◆ Istruzioni del compito ◆
Nell'articolo sull'ordinanza antialcol di Parma, qual è l'importo delle multe per chi viola l'ordinanza?

◆ Estratto del documento ◆
»»

Niente alcool, siamo grillini
di Andrea Mollica - 24/07/2012
Verso la Parma grillina sono grandi sia la curiosità che le aspettative. Il fallimento, totale o quasi, dell’attuale classe politica ha suscitato enorme attenzione verso il MoVimento 5 Stelle. La formazione grillina sarebbe, se i sondaggi venissero confermati, il terzo partito italiano, ad un passo dal Pdl e con il doppio dei consensi del quarto, l’Idv. Lo stesso Di Pietro sta pensando ad una possibile coalizione con Grillo, che potenzialmente potrebbe perfino essere competitiva per battere sia centrodestra che centrosinistra.
Tutti questi motivi spiegano perché sia così importante l’amministrazione cittadina di Federico Pizzarotti, il primo esponente del MoVimento 5 Stelle a guidare un’importante città italiana, portata ad un passo dal fallimento dagli altri, “vecchi” come dicono i grillini, partiti. I primi passi però appaiono però tanto errati quanto tragicocomici. Dopo l’imbarazzante balletto sulla giunta, dopo lo scontro con la Casaleggio sul nome del direttore generale del Comune, ecco che arriva l’ordinanza che vieta l’alcool. Il proibizionismo da peggior forza reazionaria, da Democrazia Cristiana anni cinquanta, ritorna dunque nel nostro paese grazie al MoVimento.
Per riportare l’ordine in alcune zone di Parma, la giunta di Pizzarotti ha pensato bene di proibire il consumo d’alcool fino alla fine di settembre. Chi vorrà bere potrà farlo solo all’interno dei locali, e chi contravverrà all’ordinanza appena emessa dovrà pagare multe salatissime, dalle 100 alle 500 euro. Chissà se ci sarà uno sconto per chi vorrà saldare il conto con la moneta locale più volte vagheggiata come alternativa alla valuta unica europea.
La giunta di Pizzarotti ha motivato l’ordinanza proibizionista indicando l’esigenza di “fermare il degrado sociale e morale della zona. Lo abbiamo deciso in accordo con residenti, commercianti e movimenti del quartiere”. La rivoluzione grillina di Parma sembra già deragliare sul nascere, e chissà se i delusi, a ragione, della politica tradizionale ci berranno su, per riprendersi dall’ennesima delusione politica.












Più leggo i vostri articoli,e più mi convinco di votare il m5s .grazie
beh, dai… lo fanno già in un sacco di posti in Italia ma il gusto di provare a parlar male dei grillini è tale…
credo abbia ragione giumpy
e allora? hanno fatto bene. bravo pizzarotti!
Mi sembra una misura giusta, se davvero c’è degrado in quelle zone. Non è che bere alcool in pubblico sia un diritto umano fondamentale.

««

◆ Elenco dei dati ◆

»»

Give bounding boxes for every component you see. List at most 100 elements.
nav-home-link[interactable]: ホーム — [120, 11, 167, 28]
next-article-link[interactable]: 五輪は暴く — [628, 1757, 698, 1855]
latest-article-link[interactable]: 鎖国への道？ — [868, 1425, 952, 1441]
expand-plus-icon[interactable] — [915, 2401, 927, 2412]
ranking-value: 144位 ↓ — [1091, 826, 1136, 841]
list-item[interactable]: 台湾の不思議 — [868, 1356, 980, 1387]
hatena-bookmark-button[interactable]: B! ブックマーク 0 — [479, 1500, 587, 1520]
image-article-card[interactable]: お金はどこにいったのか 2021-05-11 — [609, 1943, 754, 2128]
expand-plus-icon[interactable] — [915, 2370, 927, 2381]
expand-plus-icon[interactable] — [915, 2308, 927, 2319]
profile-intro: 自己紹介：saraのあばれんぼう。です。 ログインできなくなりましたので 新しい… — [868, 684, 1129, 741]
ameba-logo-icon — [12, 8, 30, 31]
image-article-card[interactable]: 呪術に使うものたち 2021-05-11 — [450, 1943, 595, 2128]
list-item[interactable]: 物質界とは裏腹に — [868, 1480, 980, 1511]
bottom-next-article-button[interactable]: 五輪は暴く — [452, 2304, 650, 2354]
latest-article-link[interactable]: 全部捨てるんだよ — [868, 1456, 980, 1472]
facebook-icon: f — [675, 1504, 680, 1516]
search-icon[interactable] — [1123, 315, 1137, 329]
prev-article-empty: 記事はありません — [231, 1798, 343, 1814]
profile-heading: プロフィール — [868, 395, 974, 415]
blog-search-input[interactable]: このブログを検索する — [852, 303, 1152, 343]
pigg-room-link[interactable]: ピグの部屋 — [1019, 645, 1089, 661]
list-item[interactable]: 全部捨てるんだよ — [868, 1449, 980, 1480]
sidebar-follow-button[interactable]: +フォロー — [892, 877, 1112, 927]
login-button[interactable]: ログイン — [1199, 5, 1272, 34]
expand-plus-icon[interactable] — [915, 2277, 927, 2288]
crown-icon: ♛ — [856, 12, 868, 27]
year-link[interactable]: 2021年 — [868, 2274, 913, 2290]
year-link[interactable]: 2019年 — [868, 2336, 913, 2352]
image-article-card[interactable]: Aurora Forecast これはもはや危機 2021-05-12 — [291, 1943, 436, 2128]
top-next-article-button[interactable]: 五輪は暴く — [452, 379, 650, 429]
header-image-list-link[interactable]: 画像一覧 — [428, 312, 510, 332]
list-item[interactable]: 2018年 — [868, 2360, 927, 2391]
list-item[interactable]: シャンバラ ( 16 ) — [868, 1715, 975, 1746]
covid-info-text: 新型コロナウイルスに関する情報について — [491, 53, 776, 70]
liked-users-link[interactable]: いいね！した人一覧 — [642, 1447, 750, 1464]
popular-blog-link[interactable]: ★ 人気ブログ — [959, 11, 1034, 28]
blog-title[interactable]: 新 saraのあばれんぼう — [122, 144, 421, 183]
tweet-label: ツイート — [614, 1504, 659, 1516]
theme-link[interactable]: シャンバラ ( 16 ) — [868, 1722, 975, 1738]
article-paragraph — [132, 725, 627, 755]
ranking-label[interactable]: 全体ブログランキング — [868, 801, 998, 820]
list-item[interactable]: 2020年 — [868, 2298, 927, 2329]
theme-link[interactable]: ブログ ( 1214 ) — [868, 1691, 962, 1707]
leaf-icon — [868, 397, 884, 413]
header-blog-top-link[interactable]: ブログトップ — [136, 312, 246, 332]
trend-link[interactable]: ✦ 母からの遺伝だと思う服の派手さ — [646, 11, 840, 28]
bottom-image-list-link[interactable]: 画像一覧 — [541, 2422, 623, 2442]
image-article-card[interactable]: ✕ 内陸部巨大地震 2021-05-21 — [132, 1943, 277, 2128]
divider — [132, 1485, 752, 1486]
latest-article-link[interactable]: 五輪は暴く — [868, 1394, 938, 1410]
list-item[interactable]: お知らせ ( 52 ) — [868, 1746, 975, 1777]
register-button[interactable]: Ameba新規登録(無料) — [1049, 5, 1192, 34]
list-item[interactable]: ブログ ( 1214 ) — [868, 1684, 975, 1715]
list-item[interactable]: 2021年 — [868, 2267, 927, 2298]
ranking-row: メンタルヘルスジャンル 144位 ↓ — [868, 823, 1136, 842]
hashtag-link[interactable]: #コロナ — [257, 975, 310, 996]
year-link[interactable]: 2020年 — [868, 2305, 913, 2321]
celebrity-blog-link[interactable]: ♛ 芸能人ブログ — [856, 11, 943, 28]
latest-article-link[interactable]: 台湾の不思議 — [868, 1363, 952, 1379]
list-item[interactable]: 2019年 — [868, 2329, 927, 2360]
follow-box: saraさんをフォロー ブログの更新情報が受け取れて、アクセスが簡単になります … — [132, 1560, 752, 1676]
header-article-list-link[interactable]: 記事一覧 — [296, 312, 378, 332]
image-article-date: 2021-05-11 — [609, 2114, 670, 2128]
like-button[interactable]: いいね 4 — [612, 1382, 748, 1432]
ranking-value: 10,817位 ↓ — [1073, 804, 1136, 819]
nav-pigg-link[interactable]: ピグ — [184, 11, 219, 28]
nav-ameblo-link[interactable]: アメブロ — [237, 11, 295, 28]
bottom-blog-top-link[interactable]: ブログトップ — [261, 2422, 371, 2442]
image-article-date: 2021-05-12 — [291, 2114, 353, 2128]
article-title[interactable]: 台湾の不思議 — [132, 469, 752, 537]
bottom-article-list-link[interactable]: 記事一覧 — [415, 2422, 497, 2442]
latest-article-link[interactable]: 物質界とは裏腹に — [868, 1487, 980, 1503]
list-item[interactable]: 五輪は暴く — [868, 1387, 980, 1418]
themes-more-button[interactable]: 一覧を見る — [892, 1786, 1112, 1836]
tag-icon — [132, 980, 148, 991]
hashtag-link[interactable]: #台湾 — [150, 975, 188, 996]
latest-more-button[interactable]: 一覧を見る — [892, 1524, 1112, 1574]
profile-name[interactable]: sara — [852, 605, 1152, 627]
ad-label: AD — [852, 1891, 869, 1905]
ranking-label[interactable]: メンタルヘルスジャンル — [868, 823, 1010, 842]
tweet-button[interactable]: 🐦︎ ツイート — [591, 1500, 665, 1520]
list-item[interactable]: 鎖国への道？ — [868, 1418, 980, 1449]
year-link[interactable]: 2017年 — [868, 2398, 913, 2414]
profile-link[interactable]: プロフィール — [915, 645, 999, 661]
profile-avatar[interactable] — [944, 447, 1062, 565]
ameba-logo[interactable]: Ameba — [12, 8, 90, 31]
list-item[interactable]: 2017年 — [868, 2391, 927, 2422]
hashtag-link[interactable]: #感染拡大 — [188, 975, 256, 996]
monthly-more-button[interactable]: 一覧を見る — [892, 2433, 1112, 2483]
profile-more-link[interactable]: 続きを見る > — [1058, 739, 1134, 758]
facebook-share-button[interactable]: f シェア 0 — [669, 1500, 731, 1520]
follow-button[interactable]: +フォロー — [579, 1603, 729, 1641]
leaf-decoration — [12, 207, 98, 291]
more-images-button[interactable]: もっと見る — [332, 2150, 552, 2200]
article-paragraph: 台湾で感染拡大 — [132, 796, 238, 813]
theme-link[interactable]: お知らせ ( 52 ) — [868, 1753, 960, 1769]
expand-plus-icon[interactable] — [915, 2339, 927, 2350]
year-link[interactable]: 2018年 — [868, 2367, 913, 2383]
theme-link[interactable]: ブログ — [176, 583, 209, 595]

««

◆ Risultato dell'esercizio ◆
Dalle 100 alle 500 euro.